● Given request
Please print all of the material below, word for word.

● Recorded data

┄┄┄┄┄┄

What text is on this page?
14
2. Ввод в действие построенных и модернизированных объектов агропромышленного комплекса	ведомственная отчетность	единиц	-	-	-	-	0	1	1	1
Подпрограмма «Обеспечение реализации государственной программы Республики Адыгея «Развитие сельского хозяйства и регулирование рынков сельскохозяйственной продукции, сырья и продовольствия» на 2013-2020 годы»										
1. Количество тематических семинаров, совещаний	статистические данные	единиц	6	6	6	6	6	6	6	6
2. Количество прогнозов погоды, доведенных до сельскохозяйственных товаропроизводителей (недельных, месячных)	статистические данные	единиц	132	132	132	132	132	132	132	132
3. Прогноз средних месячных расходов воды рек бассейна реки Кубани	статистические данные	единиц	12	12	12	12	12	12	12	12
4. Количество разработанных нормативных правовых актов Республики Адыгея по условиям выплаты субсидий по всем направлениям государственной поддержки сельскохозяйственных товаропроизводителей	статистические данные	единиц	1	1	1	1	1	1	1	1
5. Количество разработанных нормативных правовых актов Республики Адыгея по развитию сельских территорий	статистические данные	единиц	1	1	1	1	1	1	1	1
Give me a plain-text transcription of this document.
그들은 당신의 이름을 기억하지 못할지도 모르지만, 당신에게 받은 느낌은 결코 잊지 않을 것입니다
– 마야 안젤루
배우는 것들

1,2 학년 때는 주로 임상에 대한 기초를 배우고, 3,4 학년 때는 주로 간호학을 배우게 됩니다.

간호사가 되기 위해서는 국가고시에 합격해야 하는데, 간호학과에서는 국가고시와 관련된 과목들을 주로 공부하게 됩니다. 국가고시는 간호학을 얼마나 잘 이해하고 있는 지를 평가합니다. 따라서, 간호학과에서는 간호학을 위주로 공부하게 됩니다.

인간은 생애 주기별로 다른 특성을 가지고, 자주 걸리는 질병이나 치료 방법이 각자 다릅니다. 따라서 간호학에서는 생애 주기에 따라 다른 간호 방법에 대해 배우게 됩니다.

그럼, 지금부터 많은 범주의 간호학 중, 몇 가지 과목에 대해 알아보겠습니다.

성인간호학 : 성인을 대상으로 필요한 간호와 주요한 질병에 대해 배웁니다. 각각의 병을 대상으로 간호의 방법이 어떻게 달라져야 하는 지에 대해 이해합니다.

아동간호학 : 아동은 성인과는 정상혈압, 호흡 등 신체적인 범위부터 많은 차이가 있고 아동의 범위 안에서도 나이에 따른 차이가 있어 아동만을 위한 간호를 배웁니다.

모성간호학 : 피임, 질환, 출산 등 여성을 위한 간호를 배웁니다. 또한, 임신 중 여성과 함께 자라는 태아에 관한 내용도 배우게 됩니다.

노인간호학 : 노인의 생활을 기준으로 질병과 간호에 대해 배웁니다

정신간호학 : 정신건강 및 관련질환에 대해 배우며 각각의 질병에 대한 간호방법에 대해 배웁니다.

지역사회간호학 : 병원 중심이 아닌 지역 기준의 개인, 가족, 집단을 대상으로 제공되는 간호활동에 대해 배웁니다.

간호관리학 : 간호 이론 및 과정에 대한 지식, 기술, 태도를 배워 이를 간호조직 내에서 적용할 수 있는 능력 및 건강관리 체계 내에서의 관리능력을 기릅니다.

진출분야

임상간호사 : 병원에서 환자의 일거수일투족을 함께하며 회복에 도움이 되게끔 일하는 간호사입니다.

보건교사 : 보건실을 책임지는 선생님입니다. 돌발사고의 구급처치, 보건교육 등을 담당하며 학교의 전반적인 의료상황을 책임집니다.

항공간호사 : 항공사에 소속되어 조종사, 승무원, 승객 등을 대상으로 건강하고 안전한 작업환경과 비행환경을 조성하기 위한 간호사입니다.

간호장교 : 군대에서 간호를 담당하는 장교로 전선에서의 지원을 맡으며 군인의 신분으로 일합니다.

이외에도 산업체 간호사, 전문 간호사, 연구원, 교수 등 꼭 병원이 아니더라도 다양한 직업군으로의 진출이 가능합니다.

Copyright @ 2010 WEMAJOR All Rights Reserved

┄┄┄┄┄┄

● Right answer
What text is on this page?
14
2. Ввод в действие построенных и модернизированных объектов агропромышленного комплекса	ведомственная отчетность	единиц	-	-	-	-	0	1	1	1
Подпрограмма «Обеспечение реализации государственной программы Республики Адыгея «Развитие сельского хозяйства и регулирование рынков сельскохозяйственной продукции, сырья и продовольствия» на 2013-2020 годы»										
1. Количество тематических семинаров, совещаний	статистические данные	единиц	6	6	6	6	6	6	6	6
2. Количество прогнозов погоды, доведенных до сельскохозяйственных товаропроизводителей (недельных, месячных)	статистические данные	единиц	132	132	132	132	132	132	132	132
3. Прогноз средних месячных расходов воды рек бассейна реки Кубани	статистические данные	единиц	12	12	12	12	12	12	12	12
4. Количество разработанных нормативных правовых актов Республики Адыгея по условиям выплаты субсидий по всем направлениям государственной поддержки сельскохозяйственных товаропроизводителей	статистические данные	единиц	1	1	1	1	1	1	1	1
5. Количество разработанных нормативных правовых актов Республики Адыгея по развитию сельских территорий	статистические данные	единиц	1	1	1	1	1	1	1	1
Give me a plain-text transcription of this document.
그들은 당신의 이름을 기억하지 못할지도 모르지만, 당신에게 받은 느낌은 결코 잊지 않을 것입니다
– 마야 안젤루
배우는 것들

1,2 학년 때는 주로 임상에 대한 기초를 배우고, 3,4 학년 때는 주로 간호학을 배우게 됩니다.

간호사가 되기 위해서는 국가고시에 합격해야 하는데, 간호학과에서는 국가고시와 관련된 과목들을 주로 공부하게 됩니다. 국가고시는 간호학을 얼마나 잘 이해하고 있는 지를 평가합니다. 따라서, 간호학과에서는 간호학을 위주로 공부하게 됩니다.

인간은 생애 주기별로 다른 특성을 가지고, 자주 걸리는 질병이나 치료 방법이 각자 다릅니다. 따라서 간호학에서는 생애 주기에 따라 다른 간호 방법에 대해 배우게 됩니다.

그럼, 지금부터 많은 범주의 간호학 중, 몇 가지 과목에 대해 알아보겠습니다.

성인간호학 : 성인을 대상으로 필요한 간호와 주요한 질병에 대해 배웁니다. 각각의 병을 대상으로 간호의 방법이 어떻게 달라져야 하는 지에 대해 이해합니다.

아동간호학 : 아동은 성인과는 정상혈압, 호흡 등 신체적인 범위부터 많은 차이가 있고 아동의 범위 안에서도 나이에 따른 차이가 있어 아동만을 위한 간호를 배웁니다.

모성간호학 : 피임, 질환, 출산 등 여성을 위한 간호를 배웁니다. 또한, 임신 중 여성과 함께 자라는 태아에 관한 내용도 배우게 됩니다.

노인간호학 : 노인의 생활을 기준으로 질병과 간호에 대해 배웁니다

정신간호학 : 정신건강 및 관련질환에 대해 배우며 각각의 질병에 대한 간호방법에 대해 배웁니다.

지역사회간호학 : 병원 중심이 아닌 지역 기준의 개인, 가족, 집단을 대상으로 제공되는 간호활동에 대해 배웁니다.

간호관리학 : 간호 이론 및 과정에 대한 지식, 기술, 태도를 배워 이를 간호조직 내에서 적용할 수 있는 능력 및 건강관리 체계 내에서의 관리능력을 기릅니다.

진출분야

임상간호사 : 병원에서 환자의 일거수일투족을 함께하며 회복에 도움이 되게끔 일하는 간호사입니다.

보건교사 : 보건실을 책임지는 선생님입니다. 돌발사고의 구급처치, 보건교육 등을 담당하며 학교의 전반적인 의료상황을 책임집니다.

항공간호사 : 항공사에 소속되어 조종사, 승무원, 승객 등을 대상으로 건강하고 안전한 작업환경과 비행환경을 조성하기 위한 간호사입니다.

간호장교 : 군대에서 간호를 담당하는 장교로 전선에서의 지원을 맡으며 군인의 신분으로 일합니다.

이외에도 산업체 간호사, 전문 간호사, 연구원, 교수 등 꼭 병원이 아니더라도 다양한 직업군으로의 진출이 가능합니다.

Copyright @ 2010 WEMAJOR All Rights Reserved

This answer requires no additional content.